WHAT YOU WILL DO:
Transcribe every record that appears below, exactly and in full.

RECORDS SUPPLIED:
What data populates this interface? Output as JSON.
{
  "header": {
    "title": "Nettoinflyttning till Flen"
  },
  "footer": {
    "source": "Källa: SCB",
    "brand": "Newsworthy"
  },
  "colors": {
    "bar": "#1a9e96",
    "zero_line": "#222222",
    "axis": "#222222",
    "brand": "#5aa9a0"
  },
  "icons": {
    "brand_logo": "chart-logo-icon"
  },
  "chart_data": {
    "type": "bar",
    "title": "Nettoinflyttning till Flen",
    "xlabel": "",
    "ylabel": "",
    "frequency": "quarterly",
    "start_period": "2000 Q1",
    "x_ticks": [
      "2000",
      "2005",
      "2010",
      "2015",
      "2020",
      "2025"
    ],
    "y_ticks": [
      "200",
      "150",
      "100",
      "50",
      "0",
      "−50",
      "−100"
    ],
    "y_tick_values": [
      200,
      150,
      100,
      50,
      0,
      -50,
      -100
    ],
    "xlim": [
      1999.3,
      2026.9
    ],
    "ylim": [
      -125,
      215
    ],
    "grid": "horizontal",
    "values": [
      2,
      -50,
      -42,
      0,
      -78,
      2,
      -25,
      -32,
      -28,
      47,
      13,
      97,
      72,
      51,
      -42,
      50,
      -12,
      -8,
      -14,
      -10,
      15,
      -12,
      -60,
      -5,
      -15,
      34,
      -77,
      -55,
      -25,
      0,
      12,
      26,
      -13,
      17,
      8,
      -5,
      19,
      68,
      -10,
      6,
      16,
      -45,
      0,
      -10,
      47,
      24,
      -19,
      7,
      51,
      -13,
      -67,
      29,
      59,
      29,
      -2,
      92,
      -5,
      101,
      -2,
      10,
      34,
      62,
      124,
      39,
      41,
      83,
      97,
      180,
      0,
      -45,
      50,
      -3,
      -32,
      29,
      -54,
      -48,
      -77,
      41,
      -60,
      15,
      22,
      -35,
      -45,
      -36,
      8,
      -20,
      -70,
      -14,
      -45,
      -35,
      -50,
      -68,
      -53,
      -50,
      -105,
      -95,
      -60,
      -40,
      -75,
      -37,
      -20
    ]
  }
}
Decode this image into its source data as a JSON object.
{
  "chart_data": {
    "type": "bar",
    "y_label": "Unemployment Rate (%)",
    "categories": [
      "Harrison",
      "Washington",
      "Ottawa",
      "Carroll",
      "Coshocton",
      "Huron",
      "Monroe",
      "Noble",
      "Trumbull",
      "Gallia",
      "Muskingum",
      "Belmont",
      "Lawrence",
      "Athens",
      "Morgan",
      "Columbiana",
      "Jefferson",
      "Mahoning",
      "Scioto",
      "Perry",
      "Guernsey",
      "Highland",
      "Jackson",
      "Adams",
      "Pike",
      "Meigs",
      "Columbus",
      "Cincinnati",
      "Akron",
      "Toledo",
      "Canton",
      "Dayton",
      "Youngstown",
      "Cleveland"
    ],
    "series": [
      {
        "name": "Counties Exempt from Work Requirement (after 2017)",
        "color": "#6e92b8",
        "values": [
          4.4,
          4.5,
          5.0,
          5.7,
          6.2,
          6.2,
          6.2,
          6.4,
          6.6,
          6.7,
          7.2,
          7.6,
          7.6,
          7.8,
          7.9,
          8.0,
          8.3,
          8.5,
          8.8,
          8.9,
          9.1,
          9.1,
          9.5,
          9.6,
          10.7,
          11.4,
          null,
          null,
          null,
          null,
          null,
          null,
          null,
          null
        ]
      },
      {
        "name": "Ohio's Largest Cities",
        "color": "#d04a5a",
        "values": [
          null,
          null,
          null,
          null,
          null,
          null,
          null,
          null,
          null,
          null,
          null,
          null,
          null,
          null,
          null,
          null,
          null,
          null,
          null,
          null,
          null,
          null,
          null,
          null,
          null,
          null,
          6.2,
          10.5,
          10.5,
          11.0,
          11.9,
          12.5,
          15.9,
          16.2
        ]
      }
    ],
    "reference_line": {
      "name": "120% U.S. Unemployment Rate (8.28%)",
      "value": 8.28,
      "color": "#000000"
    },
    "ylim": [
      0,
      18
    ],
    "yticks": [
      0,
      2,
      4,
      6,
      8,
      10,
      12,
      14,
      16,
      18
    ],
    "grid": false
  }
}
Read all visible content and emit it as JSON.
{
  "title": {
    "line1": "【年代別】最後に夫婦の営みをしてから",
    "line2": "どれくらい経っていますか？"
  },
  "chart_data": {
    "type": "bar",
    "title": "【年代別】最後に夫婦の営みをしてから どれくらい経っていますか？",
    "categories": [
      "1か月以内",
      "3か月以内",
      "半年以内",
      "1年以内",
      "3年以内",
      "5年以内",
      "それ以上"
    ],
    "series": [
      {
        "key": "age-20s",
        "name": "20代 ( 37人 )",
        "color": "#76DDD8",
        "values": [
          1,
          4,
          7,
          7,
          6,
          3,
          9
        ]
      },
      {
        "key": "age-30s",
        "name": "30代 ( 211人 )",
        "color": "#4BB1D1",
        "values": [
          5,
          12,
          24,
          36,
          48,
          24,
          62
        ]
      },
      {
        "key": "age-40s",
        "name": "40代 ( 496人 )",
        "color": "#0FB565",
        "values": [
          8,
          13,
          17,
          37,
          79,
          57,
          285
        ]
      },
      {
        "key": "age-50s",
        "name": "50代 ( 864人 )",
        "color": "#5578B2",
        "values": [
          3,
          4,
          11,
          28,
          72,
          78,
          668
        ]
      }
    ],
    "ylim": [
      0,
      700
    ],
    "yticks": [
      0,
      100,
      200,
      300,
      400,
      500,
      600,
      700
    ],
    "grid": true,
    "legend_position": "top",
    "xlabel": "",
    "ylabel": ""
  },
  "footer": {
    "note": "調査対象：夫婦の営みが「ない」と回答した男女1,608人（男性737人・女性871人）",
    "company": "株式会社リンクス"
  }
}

REPLY:
What data populates this interface? Output as JSON.
{
  "header": {
    "title": "Nettoinflyttning till Flen"
  },
  "footer": {
    "source": "Källa: SCB",
    "brand": "Newsworthy"
  },
  "colors": {
    "bar": "#1a9e96",
    "zero_line": "#222222",
    "axis": "#222222",
    "brand": "#5aa9a0"
  },
  "icons": {
    "brand_logo": "chart-logo-icon"
  },
  "chart_data": {
    "type": "bar",
    "title": "Nettoinflyttning till Flen",
    "xlabel": "",
    "ylabel": "",
    "frequency": "quarterly",
    "start_period": "2000 Q1",
    "x_ticks": [
      "2000",
      "2005",
      "2010",
      "2015",
      "2020",
      "2025"
    ],
    "y_ticks": [
      "200",
      "150",
      "100",
      "50",
      "0",
      "−50",
      "−100"
    ],
    "y_tick_values": [
      200,
      150,
      100,
      50,
      0,
      -50,
      -100
    ],
    "xlim": [
      1999.3,
      2026.9
    ],
    "ylim": [
      -125,
      215
    ],
    "grid": "horizontal",
    "values": [
      2,
      -50,
      -42,
      0,
      -78,
      2,
      -25,
      -32,
      -28,
      47,
      13,
      97,
      72,
      51,
      -42,
      50,
      -12,
      -8,
      -14,
      -10,
      15,
      -12,
      -60,
      -5,
      -15,
      34,
      -77,
      -55,
      -25,
      0,
      12,
      26,
      -13,
      17,
      8,
      -5,
      19,
      68,
      -10,
      6,
      16,
      -45,
      0,
      -10,
      47,
      24,
      -19,
      7,
      51,
      -13,
      -67,
      29,
      59,
      29,
      -2,
      92,
      -5,
      101,
      -2,
      10,
      34,
      62,
      124,
      39,
      41,
      83,
      97,
      180,
      0,
      -45,
      50,
      -3,
      -32,
      29,
      -54,
      -48,
      -77,
      41,
      -60,
      15,
      22,
      -35,
      -45,
      -36,
      8,
      -20,
      -70,
      -14,
      -45,
      -35,
      -50,
      -68,
      -53,
      -50,
      -105,
      -95,
      -60,
      -40,
      -75,
      -37,
      -20
    ]
  }
}
Decode this image into its source data as a JSON object.
{
  "chart_data": {
    "type": "bar",
    "y_label": "Unemployment Rate (%)",
    "categories": [
      "Harrison",
      "Washington",
      "Ottawa",
      "Carroll",
      "Coshocton",
      "Huron",
      "Monroe",
      "Noble",
      "Trumbull",
      "Gallia",
      "Muskingum",
      "Belmont",
      "Lawrence",
      "Athens",
      "Morgan",
      "Columbiana",
      "Jefferson",
      "Mahoning",
      "Scioto",
      "Perry",
      "Guernsey",
      "Highland",
      "Jackson",
      "Adams",
      "Pike",
      "Meigs",
      "Columbus",
      "Cincinnati",
      "Akron",
      "Toledo",
      "Canton",
      "Dayton",
      "Youngstown",
      "Cleveland"
    ],
    "series": [
      {
        "name": "Counties Exempt from Work Requirement (after 2017)",
        "color": "#6e92b8",
        "values": [
          4.4,
          4.5,
          5.0,
          5.7,
          6.2,
          6.2,
          6.2,
          6.4,
          6.6,
          6.7,
          7.2,
          7.6,
          7.6,
          7.8,
          7.9,
          8.0,
          8.3,
          8.5,
          8.8,
          8.9,
          9.1,
          9.1,
          9.5,
          9.6,
          10.7,
          11.4,
          null,
          null,
          null,
          null,
          null,
          null,
          null,
          null
        ]
      },
      {
        "name": "Ohio's Largest Cities",
        "color": "#d04a5a",
        "values": [
          null,
          null,
          null,
          null,
          null,
          null,
          null,
          null,
          null,
          null,
          null,
          null,
          null,
          null,
          null,
          null,
          null,
          null,
          null,
          null,
          null,
          null,
          null,
          null,
          null,
          null,
          6.2,
          10.5,
          10.5,
          11.0,
          11.9,
          12.5,
          15.9,
          16.2
        ]
      }
    ],
    "reference_line": {
      "name": "120% U.S. Unemployment Rate (8.28%)",
      "value": 8.28,
      "color": "#000000"
    },
    "ylim": [
      0,
      18
    ],
    "yticks": [
      0,
      2,
      4,
      6,
      8,
      10,
      12,
      14,
      16,
      18
    ],
    "grid": false
  }
}
Read all visible content and emit it as JSON.
{
  "title": {
    "line1": "【年代別】最後に夫婦の営みをしてから",
    "line2": "どれくらい経っていますか？"
  },
  "chart_data": {
    "type": "bar",
    "title": "【年代別】最後に夫婦の営みをしてから どれくらい経っていますか？",
    "categories": [
      "1か月以内",
      "3か月以内",
      "半年以内",
      "1年以内",
      "3年以内",
      "5年以内",
      "それ以上"
    ],
    "series": [
      {
        "key": "age-20s",
        "name": "20代 ( 37人 )",
        "color": "#76DDD8",
        "values": [
          1,
          4,
          7,
          7,
          6,
          3,
          9
        ]
      },
      {
        "key": "age-30s",
        "name": "30代 ( 211人 )",
        "color": "#4BB1D1",
        "values": [
          5,
          12,
          24,
          36,
          48,
          24,
          62
        ]
      },
      {
        "key": "age-40s",
        "name": "40代 ( 496人 )",
        "color": "#0FB565",
        "values": [
          8,
          13,
          17,
          37,
          79,
          57,
          285
        ]
      },
      {
        "key": "age-50s",
        "name": "50代 ( 864人 )",
        "color": "#5578B2",
        "values": [
          3,
          4,
          11,
          28,
          72,
          78,
          668
        ]
      }
    ],
    "ylim": [
      0,
      700
    ],
    "yticks": [
      0,
      100,
      200,
      300,
      400,
      500,
      600,
      700
    ],
    "grid": true,
    "legend_position": "top",
    "xlabel": "",
    "ylabel": ""
  },
  "footer": {
    "note": "調査対象：夫婦の営みが「ない」と回答した男女1,608人（男性737人・女性871人）",
    "company": "株式会社リンクス"
  }
}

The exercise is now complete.